Stated task — Give only the number of lines in the listing below where the string "árboles" occurs.

(Data records)
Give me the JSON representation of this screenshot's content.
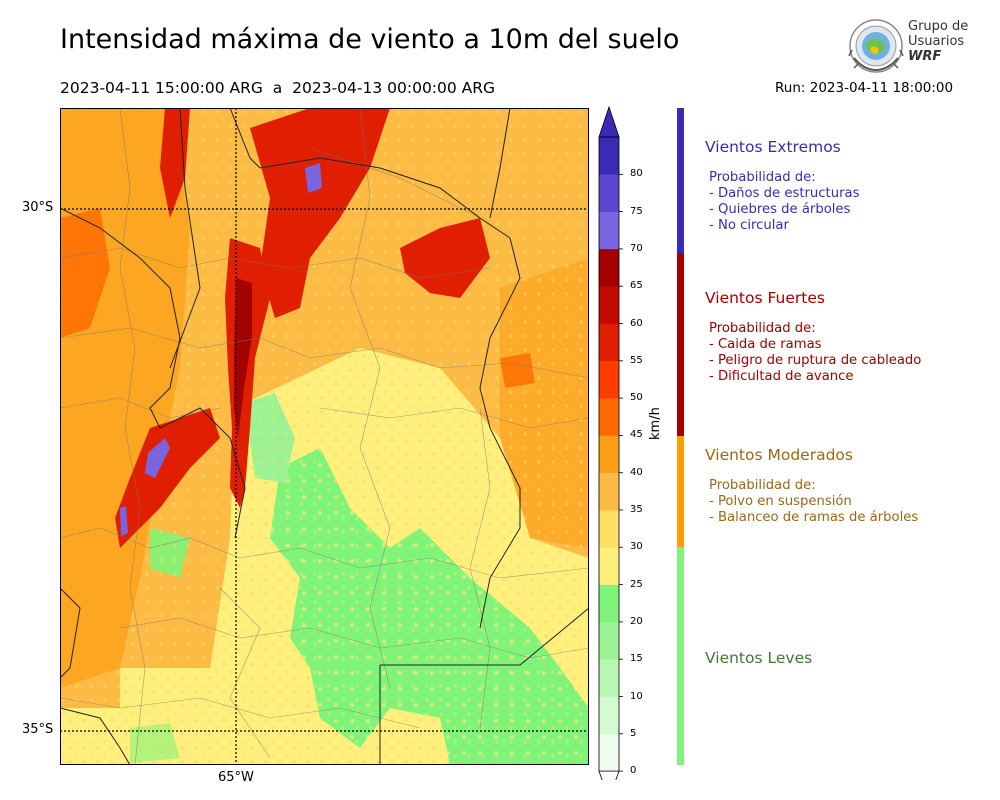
{
  "header": {
    "title": "Intensidad máxima de viento a 10m del suelo",
    "period": "2023-04-11 15:00:00 ARG  a  2023-04-13 00:00:00 ARG",
    "run": "Run: 2023-04-11 18:00:00"
  },
  "logo": {
    "line1": "Grupo de",
    "line2": "Usuarios",
    "line3": "WRF"
  },
  "map": {
    "lat_labels": [
      "30°S",
      "35°S"
    ],
    "lon_labels": [
      "65°W"
    ]
  },
  "colorbar": {
    "unit": "km/h",
    "ticks": [
      "0",
      "5",
      "10",
      "15",
      "20",
      "25",
      "30",
      "35",
      "40",
      "45",
      "50",
      "55",
      "60",
      "65",
      "70",
      "75",
      "80"
    ],
    "colors": [
      "#eefced",
      "#d4fad2",
      "#b8f6b3",
      "#9cf394",
      "#7ef57a",
      "#fff07e",
      "#fde064",
      "#fcbb44",
      "#fd9f16",
      "#ff6a00",
      "#ff3d00",
      "#e01f00",
      "#c20a00",
      "#a50000",
      "#7a65de",
      "#5a46cf",
      "#3b2ab4"
    ]
  },
  "categories": [
    {
      "title": "Vientos Extremos",
      "color": "#3a2bb5",
      "lines": [
        "Probabilidad de:",
        "- Daños de estructuras",
        "- Quiebres de árboles",
        "- No circular"
      ]
    },
    {
      "title": "Vientos Fuertes",
      "color": "#a40000",
      "lines": [
        "Probabilidad de:",
        "- Caida de ramas",
        "- Peligro de ruptura de cableado",
        "- Dificultad de avance"
      ]
    },
    {
      "title": "Vientos Moderados",
      "color": "#9a6a14",
      "bar_color": "#ff9f00",
      "lines": [
        "Probabilidad de:",
        "- Polvo en suspensión",
        "- Balanceo de ramas de árboles"
      ]
    },
    {
      "title": "Vientos Leves",
      "color": "#3b7a32",
      "bar_color": "#7ef57a",
      "lines": []
    }
  ]
}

Result of the exercise — 2